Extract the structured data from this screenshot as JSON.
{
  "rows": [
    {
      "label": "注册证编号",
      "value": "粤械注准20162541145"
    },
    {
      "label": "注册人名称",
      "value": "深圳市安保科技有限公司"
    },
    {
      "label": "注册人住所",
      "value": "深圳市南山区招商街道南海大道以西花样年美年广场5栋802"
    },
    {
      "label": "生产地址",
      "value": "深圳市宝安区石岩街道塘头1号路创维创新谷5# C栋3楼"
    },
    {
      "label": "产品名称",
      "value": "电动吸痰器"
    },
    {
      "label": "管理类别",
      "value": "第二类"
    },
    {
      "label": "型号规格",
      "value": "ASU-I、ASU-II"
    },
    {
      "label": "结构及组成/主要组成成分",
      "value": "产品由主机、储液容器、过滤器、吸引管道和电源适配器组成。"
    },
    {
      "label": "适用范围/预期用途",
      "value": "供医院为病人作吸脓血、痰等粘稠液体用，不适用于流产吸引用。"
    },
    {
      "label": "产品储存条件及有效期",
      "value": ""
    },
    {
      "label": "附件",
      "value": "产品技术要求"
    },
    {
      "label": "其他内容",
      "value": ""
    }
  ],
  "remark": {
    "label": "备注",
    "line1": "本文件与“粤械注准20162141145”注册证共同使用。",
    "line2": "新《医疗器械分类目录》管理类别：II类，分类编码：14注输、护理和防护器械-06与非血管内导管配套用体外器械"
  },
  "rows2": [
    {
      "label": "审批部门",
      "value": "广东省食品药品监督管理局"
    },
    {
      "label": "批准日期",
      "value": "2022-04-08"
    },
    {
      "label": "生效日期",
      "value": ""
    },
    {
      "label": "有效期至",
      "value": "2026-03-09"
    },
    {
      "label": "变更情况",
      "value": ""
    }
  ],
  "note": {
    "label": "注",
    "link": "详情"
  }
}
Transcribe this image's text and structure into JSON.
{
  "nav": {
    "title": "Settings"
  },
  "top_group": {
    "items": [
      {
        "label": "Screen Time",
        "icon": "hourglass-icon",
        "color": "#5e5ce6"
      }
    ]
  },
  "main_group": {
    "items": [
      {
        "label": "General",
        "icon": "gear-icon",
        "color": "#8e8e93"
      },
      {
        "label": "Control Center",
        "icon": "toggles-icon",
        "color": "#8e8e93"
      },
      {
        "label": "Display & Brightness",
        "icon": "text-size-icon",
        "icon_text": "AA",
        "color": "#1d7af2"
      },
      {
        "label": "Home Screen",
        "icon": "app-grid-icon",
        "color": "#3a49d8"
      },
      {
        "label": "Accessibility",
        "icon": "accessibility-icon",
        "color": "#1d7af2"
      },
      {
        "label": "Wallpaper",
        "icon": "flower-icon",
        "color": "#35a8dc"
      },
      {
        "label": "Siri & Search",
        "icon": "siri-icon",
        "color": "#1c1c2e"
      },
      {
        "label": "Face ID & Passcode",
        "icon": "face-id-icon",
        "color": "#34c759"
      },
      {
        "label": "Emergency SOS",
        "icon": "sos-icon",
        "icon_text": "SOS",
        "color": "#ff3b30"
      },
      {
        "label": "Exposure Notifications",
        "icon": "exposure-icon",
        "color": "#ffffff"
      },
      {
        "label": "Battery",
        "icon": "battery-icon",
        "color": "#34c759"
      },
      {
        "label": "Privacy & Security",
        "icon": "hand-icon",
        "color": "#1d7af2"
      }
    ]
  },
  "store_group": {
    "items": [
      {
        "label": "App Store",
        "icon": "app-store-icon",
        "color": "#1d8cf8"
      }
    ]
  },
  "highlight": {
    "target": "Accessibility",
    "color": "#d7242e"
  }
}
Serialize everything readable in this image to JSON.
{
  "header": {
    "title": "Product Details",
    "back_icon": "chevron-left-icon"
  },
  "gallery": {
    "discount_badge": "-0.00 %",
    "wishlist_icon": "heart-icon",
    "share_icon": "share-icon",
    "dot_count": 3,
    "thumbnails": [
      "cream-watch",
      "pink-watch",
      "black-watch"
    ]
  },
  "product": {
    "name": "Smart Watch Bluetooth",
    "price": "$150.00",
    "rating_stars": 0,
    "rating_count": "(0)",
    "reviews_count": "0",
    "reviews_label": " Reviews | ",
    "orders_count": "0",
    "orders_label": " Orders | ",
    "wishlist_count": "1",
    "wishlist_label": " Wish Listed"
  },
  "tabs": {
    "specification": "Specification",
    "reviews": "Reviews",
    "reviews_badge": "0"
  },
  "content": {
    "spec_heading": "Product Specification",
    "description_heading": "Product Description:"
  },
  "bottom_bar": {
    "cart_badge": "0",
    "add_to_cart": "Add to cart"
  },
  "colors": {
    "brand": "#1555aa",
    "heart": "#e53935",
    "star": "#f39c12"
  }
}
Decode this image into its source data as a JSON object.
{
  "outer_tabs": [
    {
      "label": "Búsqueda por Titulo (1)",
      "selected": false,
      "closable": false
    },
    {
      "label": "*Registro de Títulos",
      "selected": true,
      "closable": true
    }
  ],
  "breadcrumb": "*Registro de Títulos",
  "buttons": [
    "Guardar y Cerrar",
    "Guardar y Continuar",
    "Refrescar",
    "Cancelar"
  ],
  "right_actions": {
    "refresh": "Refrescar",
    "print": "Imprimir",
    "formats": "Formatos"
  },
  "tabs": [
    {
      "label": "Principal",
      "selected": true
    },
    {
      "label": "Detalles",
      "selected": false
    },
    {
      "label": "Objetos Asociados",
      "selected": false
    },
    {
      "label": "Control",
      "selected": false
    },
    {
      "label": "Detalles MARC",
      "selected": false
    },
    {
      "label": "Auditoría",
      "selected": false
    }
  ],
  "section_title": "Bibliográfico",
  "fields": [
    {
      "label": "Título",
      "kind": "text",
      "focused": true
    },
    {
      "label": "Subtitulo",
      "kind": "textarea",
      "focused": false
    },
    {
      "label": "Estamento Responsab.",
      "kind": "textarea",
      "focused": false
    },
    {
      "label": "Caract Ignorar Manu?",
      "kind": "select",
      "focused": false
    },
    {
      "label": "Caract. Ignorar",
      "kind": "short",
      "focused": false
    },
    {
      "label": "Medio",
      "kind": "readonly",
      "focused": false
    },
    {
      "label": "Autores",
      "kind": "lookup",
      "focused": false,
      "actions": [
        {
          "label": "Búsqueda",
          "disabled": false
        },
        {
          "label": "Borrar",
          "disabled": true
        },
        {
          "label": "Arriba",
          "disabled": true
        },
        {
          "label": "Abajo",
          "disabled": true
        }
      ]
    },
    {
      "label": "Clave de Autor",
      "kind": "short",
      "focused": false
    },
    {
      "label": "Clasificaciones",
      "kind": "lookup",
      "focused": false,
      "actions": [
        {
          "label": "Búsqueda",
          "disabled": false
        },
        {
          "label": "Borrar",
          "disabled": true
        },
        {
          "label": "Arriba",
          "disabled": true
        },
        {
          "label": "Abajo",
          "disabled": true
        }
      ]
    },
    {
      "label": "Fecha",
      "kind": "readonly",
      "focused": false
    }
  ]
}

· · · · ·

### WHAT NEEDS TO BE DONE
Output every entry shown above, exactly.

### CORRECT RESULT
Extract the structured data from this screenshot as JSON.
{
  "rows": [
    {
      "label": "注册证编号",
      "value": "粤械注准20162541145"
    },
    {
      "label": "注册人名称",
      "value": "深圳市安保科技有限公司"
    },
    {
      "label": "注册人住所",
      "value": "深圳市南山区招商街道南海大道以西花样年美年广场5栋802"
    },
    {
      "label": "生产地址",
      "value": "深圳市宝安区石岩街道塘头1号路创维创新谷5# C栋3楼"
    },
    {
      "label": "产品名称",
      "value": "电动吸痰器"
    },
    {
      "label": "管理类别",
      "value": "第二类"
    },
    {
      "label": "型号规格",
      "value": "ASU-I、ASU-II"
    },
    {
      "label": "结构及组成/主要组成成分",
      "value": "产品由主机、储液容器、过滤器、吸引管道和电源适配器组成。"
    },
    {
      "label": "适用范围/预期用途",
      "value": "供医院为病人作吸脓血、痰等粘稠液体用，不适用于流产吸引用。"
    },
    {
      "label": "产品储存条件及有效期",
      "value": ""
    },
    {
      "label": "附件",
      "value": "产品技术要求"
    },
    {
      "label": "其他内容",
      "value": ""
    }
  ],
  "remark": {
    "label": "备注",
    "line1": "本文件与“粤械注准20162141145”注册证共同使用。",
    "line2": "新《医疗器械分类目录》管理类别：II类，分类编码：14注输、护理和防护器械-06与非血管内导管配套用体外器械"
  },
  "rows2": [
    {
      "label": "审批部门",
      "value": "广东省食品药品监督管理局"
    },
    {
      "label": "批准日期",
      "value": "2022-04-08"
    },
    {
      "label": "生效日期",
      "value": ""
    },
    {
      "label": "有效期至",
      "value": "2026-03-09"
    },
    {
      "label": "变更情况",
      "value": ""
    }
  ],
  "note": {
    "label": "注",
    "link": "详情"
  }
}
Transcribe this image's text and structure into JSON.
{
  "nav": {
    "title": "Settings"
  },
  "top_group": {
    "items": [
      {
        "label": "Screen Time",
        "icon": "hourglass-icon",
        "color": "#5e5ce6"
      }
    ]
  },
  "main_group": {
    "items": [
      {
        "label": "General",
        "icon": "gear-icon",
        "color": "#8e8e93"
      },
      {
        "label": "Control Center",
        "icon": "toggles-icon",
        "color": "#8e8e93"
      },
      {
        "label": "Display & Brightness",
        "icon": "text-size-icon",
        "icon_text": "AA",
        "color": "#1d7af2"
      },
      {
        "label": "Home Screen",
        "icon": "app-grid-icon",
        "color": "#3a49d8"
      },
      {
        "label": "Accessibility",
        "icon": "accessibility-icon",
        "color": "#1d7af2"
      },
      {
        "label": "Wallpaper",
        "icon": "flower-icon",
        "color": "#35a8dc"
      },
      {
        "label": "Siri & Search",
        "icon": "siri-icon",
        "color": "#1c1c2e"
      },
      {
        "label": "Face ID & Passcode",
        "icon": "face-id-icon",
        "color": "#34c759"
      },
      {
        "label": "Emergency SOS",
        "icon": "sos-icon",
        "icon_text": "SOS",
        "color": "#ff3b30"
      },
      {
        "label": "Exposure Notifications",
        "icon": "exposure-icon",
        "color": "#ffffff"
      },
      {
        "label": "Battery",
        "icon": "battery-icon",
        "color": "#34c759"
      },
      {
        "label": "Privacy & Security",
        "icon": "hand-icon",
        "color": "#1d7af2"
      }
    ]
  },
  "store_group": {
    "items": [
      {
        "label": "App Store",
        "icon": "app-store-icon",
        "color": "#1d8cf8"
      }
    ]
  },
  "highlight": {
    "target": "Accessibility",
    "color": "#d7242e"
  }
}
Serialize everything readable in this image to JSON.
{
  "header": {
    "title": "Product Details",
    "back_icon": "chevron-left-icon"
  },
  "gallery": {
    "discount_badge": "-0.00 %",
    "wishlist_icon": "heart-icon",
    "share_icon": "share-icon",
    "dot_count": 3,
    "thumbnails": [
      "cream-watch",
      "pink-watch",
      "black-watch"
    ]
  },
  "product": {
    "name": "Smart Watch Bluetooth",
    "price": "$150.00",
    "rating_stars": 0,
    "rating_count": "(0)",
    "reviews_count": "0",
    "reviews_label": " Reviews | ",
    "orders_count": "0",
    "orders_label": " Orders | ",
    "wishlist_count": "1",
    "wishlist_label": " Wish Listed"
  },
  "tabs": {
    "specification": "Specification",
    "reviews": "Reviews",
    "reviews_badge": "0"
  },
  "content": {
    "spec_heading": "Product Specification",
    "description_heading": "Product Description:"
  },
  "bottom_bar": {
    "cart_badge": "0",
    "add_to_cart": "Add to cart"
  },
  "colors": {
    "brand": "#1555aa",
    "heart": "#e53935",
    "star": "#f39c12"
  }
}
Decode this image into its source data as a JSON object.
{
  "outer_tabs": [
    {
      "label": "Búsqueda por Titulo (1)",
      "selected": false,
      "closable": false
    },
    {
      "label": "*Registro de Títulos",
      "selected": true,
      "closable": true
    }
  ],
  "breadcrumb": "*Registro de Títulos",
  "buttons": [
    "Guardar y Cerrar",
    "Guardar y Continuar",
    "Refrescar",
    "Cancelar"
  ],
  "right_actions": {
    "refresh": "Refrescar",
    "print": "Imprimir",
    "formats": "Formatos"
  },
  "tabs": [
    {
      "label": "Principal",
      "selected": true
    },
    {
      "label": "Detalles",
      "selected": false
    },
    {
      "label": "Objetos Asociados",
      "selected": false
    },
    {
      "label": "Control",
      "selected": false
    },
    {
      "label": "Detalles MARC",
      "selected": false
    },
    {
      "label": "Auditoría",
      "selected": false
    }
  ],
  "section_title": "Bibliográfico",
  "fields": [
    {
      "label": "Título",
      "kind": "text",
      "focused": true
    },
    {
      "label": "Subtitulo",
      "kind": "textarea",
      "focused": false
    },
    {
      "label": "Estamento Responsab.",
      "kind": "textarea",
      "focused": false
    },
    {
      "label": "Caract Ignorar Manu?",
      "kind": "select",
      "focused": false
    },
    {
      "label": "Caract. Ignorar",
      "kind": "short",
      "focused": false
    },
    {
      "label": "Medio",
      "kind": "readonly",
      "focused": false
    },
    {
      "label": "Autores",
      "kind": "lookup",
      "focused": false,
      "actions": [
        {
          "label": "Búsqueda",
          "disabled": false
        },
        {
          "label": "Borrar",
          "disabled": true
        },
        {
          "label": "Arriba",
          "disabled": true
        },
        {
          "label": "Abajo",
          "disabled": true
        }
      ]
    },
    {
      "label": "Clave de Autor",
      "kind": "short",
      "focused": false
    },
    {
      "label": "Clasificaciones",
      "kind": "lookup",
      "focused": false,
      "actions": [
        {
          "label": "Búsqueda",
          "disabled": false
        },
        {
          "label": "Borrar",
          "disabled": true
        },
        {
          "label": "Arriba",
          "disabled": true
        },
        {
          "label": "Abajo",
          "disabled": true
        }
      ]
    },
    {
      "label": "Fecha",
      "kind": "readonly",
      "focused": false
    }
  ]
}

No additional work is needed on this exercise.